**REQUEST:** Return the lines from the one with "- paragraph-method: Метод" to the one with "- list-item: Капельницы", exactly as they appear.

**DATA LINES:**
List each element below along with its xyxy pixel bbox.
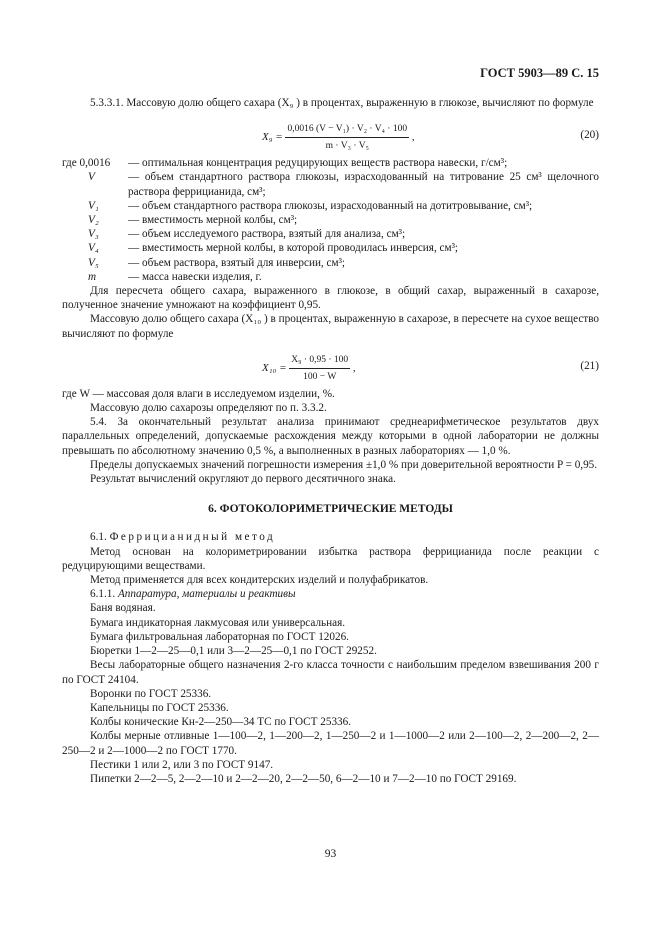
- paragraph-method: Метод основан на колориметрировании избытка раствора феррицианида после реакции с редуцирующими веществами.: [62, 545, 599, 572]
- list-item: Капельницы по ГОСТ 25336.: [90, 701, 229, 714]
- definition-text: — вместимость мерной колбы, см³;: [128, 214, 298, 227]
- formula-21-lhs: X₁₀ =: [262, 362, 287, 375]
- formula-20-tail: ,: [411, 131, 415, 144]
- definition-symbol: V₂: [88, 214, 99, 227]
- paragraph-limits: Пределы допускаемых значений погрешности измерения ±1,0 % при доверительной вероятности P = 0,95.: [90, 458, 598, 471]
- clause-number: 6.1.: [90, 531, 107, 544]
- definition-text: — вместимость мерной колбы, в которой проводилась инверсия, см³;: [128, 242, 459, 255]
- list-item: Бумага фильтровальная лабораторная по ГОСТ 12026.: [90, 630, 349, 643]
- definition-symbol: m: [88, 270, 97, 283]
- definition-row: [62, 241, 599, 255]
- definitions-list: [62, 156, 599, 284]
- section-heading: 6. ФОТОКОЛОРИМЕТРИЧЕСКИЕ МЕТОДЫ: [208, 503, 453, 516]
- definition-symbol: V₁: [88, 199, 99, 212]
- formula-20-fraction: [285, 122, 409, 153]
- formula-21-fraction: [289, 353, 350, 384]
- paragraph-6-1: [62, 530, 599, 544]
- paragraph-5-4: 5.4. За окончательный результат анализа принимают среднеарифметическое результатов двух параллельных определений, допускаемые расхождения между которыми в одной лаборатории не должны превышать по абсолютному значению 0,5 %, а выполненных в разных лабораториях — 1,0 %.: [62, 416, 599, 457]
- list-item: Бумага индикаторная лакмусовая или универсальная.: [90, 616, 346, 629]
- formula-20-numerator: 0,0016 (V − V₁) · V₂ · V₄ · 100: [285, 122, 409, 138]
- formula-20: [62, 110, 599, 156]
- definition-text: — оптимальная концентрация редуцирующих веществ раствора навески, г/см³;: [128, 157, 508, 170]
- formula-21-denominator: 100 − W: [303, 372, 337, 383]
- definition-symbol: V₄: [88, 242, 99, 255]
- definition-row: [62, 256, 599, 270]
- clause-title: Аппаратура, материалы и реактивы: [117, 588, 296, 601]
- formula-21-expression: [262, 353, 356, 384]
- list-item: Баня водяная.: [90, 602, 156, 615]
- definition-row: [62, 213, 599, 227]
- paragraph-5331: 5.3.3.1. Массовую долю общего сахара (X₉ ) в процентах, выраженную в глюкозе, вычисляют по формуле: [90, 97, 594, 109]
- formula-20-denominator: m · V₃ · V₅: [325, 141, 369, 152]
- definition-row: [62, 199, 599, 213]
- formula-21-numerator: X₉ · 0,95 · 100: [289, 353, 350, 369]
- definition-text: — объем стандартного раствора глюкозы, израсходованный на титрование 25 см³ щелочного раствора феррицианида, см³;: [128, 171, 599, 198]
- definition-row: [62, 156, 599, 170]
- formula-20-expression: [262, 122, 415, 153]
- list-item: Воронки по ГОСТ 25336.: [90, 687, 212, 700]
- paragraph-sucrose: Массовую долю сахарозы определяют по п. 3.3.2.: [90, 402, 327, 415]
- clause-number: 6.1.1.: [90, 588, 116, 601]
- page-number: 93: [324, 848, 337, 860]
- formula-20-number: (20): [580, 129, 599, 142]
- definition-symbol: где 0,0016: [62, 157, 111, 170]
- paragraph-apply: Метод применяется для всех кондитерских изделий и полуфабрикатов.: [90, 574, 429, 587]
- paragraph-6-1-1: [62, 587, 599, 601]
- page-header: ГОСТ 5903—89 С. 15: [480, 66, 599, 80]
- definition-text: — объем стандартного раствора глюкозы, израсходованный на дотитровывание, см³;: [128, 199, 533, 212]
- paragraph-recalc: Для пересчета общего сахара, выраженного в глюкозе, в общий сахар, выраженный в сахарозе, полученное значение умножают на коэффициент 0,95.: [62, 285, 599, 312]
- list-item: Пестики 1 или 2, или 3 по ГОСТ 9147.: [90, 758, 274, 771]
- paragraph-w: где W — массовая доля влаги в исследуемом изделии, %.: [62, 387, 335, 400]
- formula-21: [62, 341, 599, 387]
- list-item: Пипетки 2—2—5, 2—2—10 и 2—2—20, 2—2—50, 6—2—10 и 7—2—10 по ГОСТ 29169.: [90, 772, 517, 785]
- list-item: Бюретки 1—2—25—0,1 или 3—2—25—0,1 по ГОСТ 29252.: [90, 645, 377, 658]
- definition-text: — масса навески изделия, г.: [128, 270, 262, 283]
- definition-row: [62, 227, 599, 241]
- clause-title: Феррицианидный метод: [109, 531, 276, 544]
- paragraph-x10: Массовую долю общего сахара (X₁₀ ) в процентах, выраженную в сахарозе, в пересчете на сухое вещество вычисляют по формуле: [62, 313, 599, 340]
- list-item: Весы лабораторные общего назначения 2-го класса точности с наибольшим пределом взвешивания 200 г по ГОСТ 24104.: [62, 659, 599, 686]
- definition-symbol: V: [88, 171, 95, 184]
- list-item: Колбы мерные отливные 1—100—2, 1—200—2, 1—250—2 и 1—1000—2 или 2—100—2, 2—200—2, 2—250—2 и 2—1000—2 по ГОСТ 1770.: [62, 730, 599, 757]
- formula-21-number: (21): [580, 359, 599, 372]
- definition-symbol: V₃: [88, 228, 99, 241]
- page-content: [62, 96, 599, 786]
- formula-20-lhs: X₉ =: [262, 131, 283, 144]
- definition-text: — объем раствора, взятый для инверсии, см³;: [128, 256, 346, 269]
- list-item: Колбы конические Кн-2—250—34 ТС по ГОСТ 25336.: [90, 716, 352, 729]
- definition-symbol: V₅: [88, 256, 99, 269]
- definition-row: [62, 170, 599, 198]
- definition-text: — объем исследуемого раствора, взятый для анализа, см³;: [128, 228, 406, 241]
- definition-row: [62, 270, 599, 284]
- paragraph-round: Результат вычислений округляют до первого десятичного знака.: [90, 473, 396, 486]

**ANSWER FOR THIS EXERCISE:**
- paragraph-method: Метод основан на колориметрировании избытка раствора феррицианида после реакции с редуцирующими веществами.: [62, 545, 599, 572]
- list-item: Капельницы по ГОСТ 25336.: [90, 701, 229, 714]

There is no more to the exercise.